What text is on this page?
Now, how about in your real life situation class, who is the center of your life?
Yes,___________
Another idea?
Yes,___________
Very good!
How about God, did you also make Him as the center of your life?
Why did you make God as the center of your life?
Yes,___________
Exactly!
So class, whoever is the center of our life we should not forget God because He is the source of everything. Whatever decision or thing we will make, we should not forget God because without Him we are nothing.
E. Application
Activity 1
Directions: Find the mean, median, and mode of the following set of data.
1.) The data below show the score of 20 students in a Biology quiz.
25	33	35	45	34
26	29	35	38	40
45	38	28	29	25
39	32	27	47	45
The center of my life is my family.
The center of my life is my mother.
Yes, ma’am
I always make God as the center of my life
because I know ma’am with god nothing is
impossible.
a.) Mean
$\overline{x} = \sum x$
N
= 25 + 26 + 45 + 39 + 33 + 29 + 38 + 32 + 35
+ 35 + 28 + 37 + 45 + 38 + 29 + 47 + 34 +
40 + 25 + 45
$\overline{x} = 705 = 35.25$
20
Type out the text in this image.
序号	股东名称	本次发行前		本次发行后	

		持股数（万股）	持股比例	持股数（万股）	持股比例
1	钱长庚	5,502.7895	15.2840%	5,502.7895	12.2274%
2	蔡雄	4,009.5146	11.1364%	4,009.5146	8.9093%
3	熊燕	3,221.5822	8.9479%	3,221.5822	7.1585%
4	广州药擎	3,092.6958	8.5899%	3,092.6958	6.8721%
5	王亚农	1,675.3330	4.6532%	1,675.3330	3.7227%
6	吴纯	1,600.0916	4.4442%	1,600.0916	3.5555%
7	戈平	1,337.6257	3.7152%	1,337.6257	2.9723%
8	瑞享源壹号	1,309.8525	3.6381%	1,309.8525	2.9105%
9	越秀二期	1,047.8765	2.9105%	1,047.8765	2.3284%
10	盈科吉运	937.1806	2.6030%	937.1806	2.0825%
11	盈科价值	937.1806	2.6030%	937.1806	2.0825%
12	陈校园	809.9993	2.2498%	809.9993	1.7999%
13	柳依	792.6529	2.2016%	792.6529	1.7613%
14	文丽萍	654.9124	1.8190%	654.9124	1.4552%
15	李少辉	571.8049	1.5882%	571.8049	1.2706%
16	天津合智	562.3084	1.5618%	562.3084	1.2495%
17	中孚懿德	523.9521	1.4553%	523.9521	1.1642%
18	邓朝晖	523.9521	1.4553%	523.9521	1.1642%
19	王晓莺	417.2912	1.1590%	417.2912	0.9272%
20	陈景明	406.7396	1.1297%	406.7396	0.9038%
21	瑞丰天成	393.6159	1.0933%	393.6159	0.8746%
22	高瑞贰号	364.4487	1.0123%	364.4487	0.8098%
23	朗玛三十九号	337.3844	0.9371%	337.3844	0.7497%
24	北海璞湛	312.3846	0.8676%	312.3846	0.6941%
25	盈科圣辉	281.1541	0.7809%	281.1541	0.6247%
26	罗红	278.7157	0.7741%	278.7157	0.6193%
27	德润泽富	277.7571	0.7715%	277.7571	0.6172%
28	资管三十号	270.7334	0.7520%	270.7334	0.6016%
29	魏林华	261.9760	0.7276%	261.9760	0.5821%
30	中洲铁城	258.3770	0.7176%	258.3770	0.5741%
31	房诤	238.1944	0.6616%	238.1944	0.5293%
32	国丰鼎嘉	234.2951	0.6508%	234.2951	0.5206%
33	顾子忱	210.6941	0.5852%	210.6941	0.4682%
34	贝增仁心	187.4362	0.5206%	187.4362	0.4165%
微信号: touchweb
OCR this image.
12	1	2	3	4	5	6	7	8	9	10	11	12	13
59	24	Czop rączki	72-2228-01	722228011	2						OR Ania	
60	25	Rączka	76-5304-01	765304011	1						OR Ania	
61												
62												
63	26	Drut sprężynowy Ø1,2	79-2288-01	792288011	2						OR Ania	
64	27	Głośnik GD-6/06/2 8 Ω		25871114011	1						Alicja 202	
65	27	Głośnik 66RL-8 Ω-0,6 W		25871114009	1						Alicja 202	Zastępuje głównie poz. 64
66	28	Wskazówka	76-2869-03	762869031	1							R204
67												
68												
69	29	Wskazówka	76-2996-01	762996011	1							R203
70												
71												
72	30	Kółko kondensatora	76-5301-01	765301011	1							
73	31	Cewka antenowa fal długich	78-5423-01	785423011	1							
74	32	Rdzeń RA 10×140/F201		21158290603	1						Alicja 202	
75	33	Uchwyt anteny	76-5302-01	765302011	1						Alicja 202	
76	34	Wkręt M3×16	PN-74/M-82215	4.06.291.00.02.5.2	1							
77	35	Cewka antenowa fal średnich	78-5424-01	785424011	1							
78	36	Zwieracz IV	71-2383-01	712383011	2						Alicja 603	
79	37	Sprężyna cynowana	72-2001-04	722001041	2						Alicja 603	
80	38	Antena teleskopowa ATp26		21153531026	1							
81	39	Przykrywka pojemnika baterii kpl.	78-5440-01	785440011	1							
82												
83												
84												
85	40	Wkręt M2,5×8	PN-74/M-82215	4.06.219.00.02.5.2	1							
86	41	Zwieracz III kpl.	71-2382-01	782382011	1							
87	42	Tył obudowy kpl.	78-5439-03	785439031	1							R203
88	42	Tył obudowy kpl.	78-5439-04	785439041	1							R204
----
GIVEN PROBLEM
Repeat the records above exactly as they appear.

EXPECTED ANSWER
What text is on this page?
Now, how about in your real life situation class, who is the center of your life?
Yes,___________
Another idea?
Yes,___________
Very good!
How about God, did you also make Him as the center of your life?
Why did you make God as the center of your life?
Yes,___________
Exactly!
So class, whoever is the center of our life we should not forget God because He is the source of everything. Whatever decision or thing we will make, we should not forget God because without Him we are nothing.
E. Application
Activity 1
Directions: Find the mean, median, and mode of the following set of data.
1.) The data below show the score of 20 students in a Biology quiz.
25	33	35	45	34
26	29	35	38	40
45	38	28	29	25
39	32	27	47	45
The center of my life is my family.
The center of my life is my mother.
Yes, ma’am
I always make God as the center of my life
because I know ma’am with god nothing is
impossible.
a.) Mean
$\overline{x} = \sum x$
N
= 25 + 26 + 45 + 39 + 33 + 29 + 38 + 32 + 35
+ 35 + 28 + 37 + 45 + 38 + 29 + 47 + 34 +
40 + 25 + 45
$\overline{x} = 705 = 35.25$
20
Type out the text in this image.
序号	股东名称	本次发行前		本次发行后	

		持股数（万股）	持股比例	持股数（万股）	持股比例
1	钱长庚	5,502.7895	15.2840%	5,502.7895	12.2274%
2	蔡雄	4,009.5146	11.1364%	4,009.5146	8.9093%
3	熊燕	3,221.5822	8.9479%	3,221.5822	7.1585%
4	广州药擎	3,092.6958	8.5899%	3,092.6958	6.8721%
5	王亚农	1,675.3330	4.6532%	1,675.3330	3.7227%
6	吴纯	1,600.0916	4.4442%	1,600.0916	3.5555%
7	戈平	1,337.6257	3.7152%	1,337.6257	2.9723%
8	瑞享源壹号	1,309.8525	3.6381%	1,309.8525	2.9105%
9	越秀二期	1,047.8765	2.9105%	1,047.8765	2.3284%
10	盈科吉运	937.1806	2.6030%	937.1806	2.0825%
11	盈科价值	937.1806	2.6030%	937.1806	2.0825%
12	陈校园	809.9993	2.2498%	809.9993	1.7999%
13	柳依	792.6529	2.2016%	792.6529	1.7613%
14	文丽萍	654.9124	1.8190%	654.9124	1.4552%
15	李少辉	571.8049	1.5882%	571.8049	1.2706%
16	天津合智	562.3084	1.5618%	562.3084	1.2495%
17	中孚懿德	523.9521	1.4553%	523.9521	1.1642%
18	邓朝晖	523.9521	1.4553%	523.9521	1.1642%
19	王晓莺	417.2912	1.1590%	417.2912	0.9272%
20	陈景明	406.7396	1.1297%	406.7396	0.9038%
21	瑞丰天成	393.6159	1.0933%	393.6159	0.8746%
22	高瑞贰号	364.4487	1.0123%	364.4487	0.8098%
23	朗玛三十九号	337.3844	0.9371%	337.3844	0.7497%
24	北海璞湛	312.3846	0.8676%	312.3846	0.6941%
25	盈科圣辉	281.1541	0.7809%	281.1541	0.6247%
26	罗红	278.7157	0.7741%	278.7157	0.6193%
27	德润泽富	277.7571	0.7715%	277.7571	0.6172%
28	资管三十号	270.7334	0.7520%	270.7334	0.6016%
29	魏林华	261.9760	0.7276%	261.9760	0.5821%
30	中洲铁城	258.3770	0.7176%	258.3770	0.5741%
31	房诤	238.1944	0.6616%	238.1944	0.5293%
32	国丰鼎嘉	234.2951	0.6508%	234.2951	0.5206%
33	顾子忱	210.6941	0.5852%	210.6941	0.4682%
34	贝增仁心	187.4362	0.5206%	187.4362	0.4165%
微信号: touchweb
OCR this image.
12	1	2	3	4	5	6	7	8	9	10	11	12	13
59	24	Czop rączki	72-2228-01	722228011	2						OR Ania	
60	25	Rączka	76-5304-01	765304011	1						OR Ania	
61												
62												
63	26	Drut sprężynowy Ø1,2	79-2288-01	792288011	2						OR Ania	
64	27	Głośnik GD-6/06/2 8 Ω		25871114011	1						Alicja 202	
65	27	Głośnik 66RL-8 Ω-0,6 W		25871114009	1						Alicja 202	Zastępuje głównie poz. 64
66	28	Wskazówka	76-2869-03	762869031	1							R204
67												
68												
69	29	Wskazówka	76-2996-01	762996011	1							R203
70												
71												
72	30	Kółko kondensatora	76-5301-01	765301011	1							
73	31	Cewka antenowa fal długich	78-5423-01	785423011	1							
74	32	Rdzeń RA 10×140/F201		21158290603	1						Alicja 202	
75	33	Uchwyt anteny	76-5302-01	765302011	1						Alicja 202	
76	34	Wkręt M3×16	PN-74/M-82215	4.06.291.00.02.5.2	1							
77	35	Cewka antenowa fal średnich	78-5424-01	785424011	1							
78	36	Zwieracz IV	71-2383-01	712383011	2						Alicja 603	
79	37	Sprężyna cynowana	72-2001-04	722001041	2						Alicja 603	
80	38	Antena teleskopowa ATp26		21153531026	1							
81	39	Przykrywka pojemnika baterii kpl.	78-5440-01	785440011	1							
82												
83												
84												
85	40	Wkręt M2,5×8	PN-74/M-82215	4.06.219.00.02.5.2	1							
86	41	Zwieracz III kpl.	71-2382-01	782382011	1							
87	42	Tył obudowy kpl.	78-5439-03	785439031	1							R203
88	42	Tył obudowy kpl.	78-5439-04	785439041	1							R204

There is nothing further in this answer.